*Goal*
Which lines of the records contain "Route"? Collect every one of them.

(Source records)
----
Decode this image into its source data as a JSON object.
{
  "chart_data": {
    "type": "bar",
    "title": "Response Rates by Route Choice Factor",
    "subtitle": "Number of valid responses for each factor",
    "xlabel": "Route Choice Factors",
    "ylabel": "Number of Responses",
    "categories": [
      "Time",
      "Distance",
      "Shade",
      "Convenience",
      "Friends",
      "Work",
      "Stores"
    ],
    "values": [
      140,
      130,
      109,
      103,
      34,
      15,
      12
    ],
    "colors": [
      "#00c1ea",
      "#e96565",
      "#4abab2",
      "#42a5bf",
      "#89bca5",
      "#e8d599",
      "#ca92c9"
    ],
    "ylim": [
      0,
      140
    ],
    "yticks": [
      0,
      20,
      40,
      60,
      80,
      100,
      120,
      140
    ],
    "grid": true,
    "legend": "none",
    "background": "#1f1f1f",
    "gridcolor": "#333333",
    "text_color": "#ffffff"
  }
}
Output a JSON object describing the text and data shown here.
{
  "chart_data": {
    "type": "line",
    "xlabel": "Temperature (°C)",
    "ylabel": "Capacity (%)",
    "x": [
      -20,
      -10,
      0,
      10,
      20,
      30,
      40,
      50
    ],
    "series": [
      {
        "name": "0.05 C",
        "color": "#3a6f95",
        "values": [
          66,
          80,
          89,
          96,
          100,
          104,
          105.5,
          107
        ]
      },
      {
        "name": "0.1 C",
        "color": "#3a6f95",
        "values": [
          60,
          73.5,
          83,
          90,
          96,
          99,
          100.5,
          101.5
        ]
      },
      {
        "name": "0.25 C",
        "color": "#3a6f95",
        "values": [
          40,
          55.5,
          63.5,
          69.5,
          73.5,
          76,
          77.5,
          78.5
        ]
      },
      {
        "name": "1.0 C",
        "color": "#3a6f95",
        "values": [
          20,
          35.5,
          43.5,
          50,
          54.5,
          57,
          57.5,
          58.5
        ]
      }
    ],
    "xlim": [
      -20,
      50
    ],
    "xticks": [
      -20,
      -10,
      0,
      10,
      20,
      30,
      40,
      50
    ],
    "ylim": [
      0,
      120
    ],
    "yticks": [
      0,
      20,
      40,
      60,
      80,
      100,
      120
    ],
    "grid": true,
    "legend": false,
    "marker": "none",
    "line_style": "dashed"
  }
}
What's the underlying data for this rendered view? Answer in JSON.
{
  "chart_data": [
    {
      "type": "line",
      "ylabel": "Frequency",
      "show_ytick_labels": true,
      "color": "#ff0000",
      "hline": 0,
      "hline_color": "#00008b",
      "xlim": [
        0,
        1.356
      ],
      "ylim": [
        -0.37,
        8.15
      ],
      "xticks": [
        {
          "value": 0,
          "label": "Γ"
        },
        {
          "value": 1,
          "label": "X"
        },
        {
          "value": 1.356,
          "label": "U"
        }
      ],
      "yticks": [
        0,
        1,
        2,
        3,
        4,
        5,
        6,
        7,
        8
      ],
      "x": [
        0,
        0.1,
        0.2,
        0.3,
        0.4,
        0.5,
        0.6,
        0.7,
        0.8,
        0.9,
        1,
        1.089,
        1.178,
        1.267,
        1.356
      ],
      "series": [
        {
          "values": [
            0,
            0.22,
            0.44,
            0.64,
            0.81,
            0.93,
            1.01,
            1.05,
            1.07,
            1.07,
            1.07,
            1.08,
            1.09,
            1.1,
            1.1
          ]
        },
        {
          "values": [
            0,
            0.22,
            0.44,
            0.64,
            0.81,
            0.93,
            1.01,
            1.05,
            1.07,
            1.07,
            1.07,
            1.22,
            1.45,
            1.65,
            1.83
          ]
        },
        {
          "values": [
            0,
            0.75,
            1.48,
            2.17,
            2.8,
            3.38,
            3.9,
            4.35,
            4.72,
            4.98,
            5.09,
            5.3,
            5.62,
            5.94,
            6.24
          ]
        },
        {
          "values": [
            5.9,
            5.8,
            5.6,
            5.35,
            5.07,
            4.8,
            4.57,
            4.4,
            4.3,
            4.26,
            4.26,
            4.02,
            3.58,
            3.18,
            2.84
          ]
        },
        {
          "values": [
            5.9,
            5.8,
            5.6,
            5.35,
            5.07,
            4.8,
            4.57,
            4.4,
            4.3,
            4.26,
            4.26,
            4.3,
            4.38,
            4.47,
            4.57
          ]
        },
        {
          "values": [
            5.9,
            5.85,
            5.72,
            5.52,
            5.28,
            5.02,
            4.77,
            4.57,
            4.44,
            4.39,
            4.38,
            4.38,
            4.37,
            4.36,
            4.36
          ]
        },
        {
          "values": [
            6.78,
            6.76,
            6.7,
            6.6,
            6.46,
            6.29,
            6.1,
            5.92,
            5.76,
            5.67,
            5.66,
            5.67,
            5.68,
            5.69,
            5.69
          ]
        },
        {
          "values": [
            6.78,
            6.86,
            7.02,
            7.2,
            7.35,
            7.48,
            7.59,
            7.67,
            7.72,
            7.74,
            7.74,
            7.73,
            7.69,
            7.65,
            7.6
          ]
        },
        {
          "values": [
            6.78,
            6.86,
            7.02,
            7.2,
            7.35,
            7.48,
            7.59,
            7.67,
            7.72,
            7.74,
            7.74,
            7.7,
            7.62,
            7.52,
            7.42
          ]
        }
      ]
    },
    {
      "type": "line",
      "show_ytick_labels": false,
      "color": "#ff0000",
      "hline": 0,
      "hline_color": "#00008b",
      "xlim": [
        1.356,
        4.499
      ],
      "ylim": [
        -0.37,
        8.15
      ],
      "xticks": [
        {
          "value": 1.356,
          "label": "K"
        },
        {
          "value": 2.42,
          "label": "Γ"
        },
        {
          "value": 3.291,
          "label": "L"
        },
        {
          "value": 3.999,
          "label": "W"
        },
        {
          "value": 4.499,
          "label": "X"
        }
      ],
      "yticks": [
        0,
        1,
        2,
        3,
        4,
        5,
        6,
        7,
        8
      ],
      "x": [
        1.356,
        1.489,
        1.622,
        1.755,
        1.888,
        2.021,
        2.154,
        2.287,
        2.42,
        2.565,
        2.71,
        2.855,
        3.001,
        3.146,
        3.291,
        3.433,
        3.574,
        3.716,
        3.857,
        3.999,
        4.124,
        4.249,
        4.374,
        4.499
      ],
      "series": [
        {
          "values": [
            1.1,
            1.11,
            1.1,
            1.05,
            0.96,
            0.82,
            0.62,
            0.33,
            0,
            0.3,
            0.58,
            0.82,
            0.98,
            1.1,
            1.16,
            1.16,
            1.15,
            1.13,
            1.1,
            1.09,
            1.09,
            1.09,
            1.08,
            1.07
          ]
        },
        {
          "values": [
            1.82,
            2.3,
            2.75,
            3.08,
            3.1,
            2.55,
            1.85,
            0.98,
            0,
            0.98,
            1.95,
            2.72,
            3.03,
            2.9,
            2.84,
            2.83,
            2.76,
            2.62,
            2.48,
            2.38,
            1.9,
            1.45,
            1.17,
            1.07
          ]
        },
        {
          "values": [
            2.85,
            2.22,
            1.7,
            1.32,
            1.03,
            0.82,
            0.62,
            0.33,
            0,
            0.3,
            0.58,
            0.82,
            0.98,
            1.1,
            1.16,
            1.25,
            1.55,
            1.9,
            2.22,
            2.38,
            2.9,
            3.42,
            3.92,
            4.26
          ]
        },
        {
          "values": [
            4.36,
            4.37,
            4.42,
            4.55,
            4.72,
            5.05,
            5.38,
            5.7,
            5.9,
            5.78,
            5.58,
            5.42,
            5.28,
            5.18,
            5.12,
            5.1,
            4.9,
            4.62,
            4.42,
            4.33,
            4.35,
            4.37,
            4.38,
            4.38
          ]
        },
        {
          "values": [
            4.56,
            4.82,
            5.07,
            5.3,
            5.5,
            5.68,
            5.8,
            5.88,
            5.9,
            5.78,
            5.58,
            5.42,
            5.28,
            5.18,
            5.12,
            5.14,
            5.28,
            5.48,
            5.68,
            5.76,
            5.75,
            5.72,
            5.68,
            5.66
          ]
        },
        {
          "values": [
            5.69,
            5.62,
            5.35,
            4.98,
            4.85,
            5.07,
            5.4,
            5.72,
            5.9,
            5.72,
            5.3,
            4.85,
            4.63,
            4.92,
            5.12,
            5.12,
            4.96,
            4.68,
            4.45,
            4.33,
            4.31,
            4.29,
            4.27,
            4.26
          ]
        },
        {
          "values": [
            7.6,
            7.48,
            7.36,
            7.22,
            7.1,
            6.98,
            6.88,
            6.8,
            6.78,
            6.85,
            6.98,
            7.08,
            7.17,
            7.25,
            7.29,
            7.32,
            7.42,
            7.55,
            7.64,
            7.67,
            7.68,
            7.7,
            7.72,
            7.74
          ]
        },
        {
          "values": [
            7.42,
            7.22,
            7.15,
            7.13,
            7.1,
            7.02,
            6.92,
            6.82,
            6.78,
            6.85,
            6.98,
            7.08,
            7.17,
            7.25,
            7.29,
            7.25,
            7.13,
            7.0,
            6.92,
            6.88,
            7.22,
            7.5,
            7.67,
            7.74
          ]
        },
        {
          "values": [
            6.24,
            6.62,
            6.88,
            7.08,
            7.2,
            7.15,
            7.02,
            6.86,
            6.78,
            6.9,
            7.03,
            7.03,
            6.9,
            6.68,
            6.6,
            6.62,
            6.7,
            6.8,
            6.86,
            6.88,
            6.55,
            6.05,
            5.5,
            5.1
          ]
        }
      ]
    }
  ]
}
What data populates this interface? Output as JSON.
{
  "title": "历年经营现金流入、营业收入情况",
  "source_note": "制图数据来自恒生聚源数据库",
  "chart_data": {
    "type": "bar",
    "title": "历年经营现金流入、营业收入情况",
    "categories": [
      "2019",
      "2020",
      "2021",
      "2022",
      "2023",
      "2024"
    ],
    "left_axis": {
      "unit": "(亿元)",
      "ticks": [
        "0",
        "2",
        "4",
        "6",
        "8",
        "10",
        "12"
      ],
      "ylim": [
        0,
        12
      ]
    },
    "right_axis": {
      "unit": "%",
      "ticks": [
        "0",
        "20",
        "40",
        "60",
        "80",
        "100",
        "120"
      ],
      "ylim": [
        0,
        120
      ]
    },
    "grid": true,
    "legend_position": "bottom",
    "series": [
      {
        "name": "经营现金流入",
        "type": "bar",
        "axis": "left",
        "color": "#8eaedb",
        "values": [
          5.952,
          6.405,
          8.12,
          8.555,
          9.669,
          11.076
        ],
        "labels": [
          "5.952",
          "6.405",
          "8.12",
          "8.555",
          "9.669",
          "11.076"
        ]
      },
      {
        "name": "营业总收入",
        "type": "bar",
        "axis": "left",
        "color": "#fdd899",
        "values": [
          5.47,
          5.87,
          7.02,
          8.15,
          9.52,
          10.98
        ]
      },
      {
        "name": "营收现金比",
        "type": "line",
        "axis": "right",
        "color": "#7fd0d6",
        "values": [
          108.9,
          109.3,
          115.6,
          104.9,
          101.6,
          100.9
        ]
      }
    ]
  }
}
----
*Output below*
    "title": "Response Rates by Route Choice Factor",
    "xlabel": "Route Choice Factors",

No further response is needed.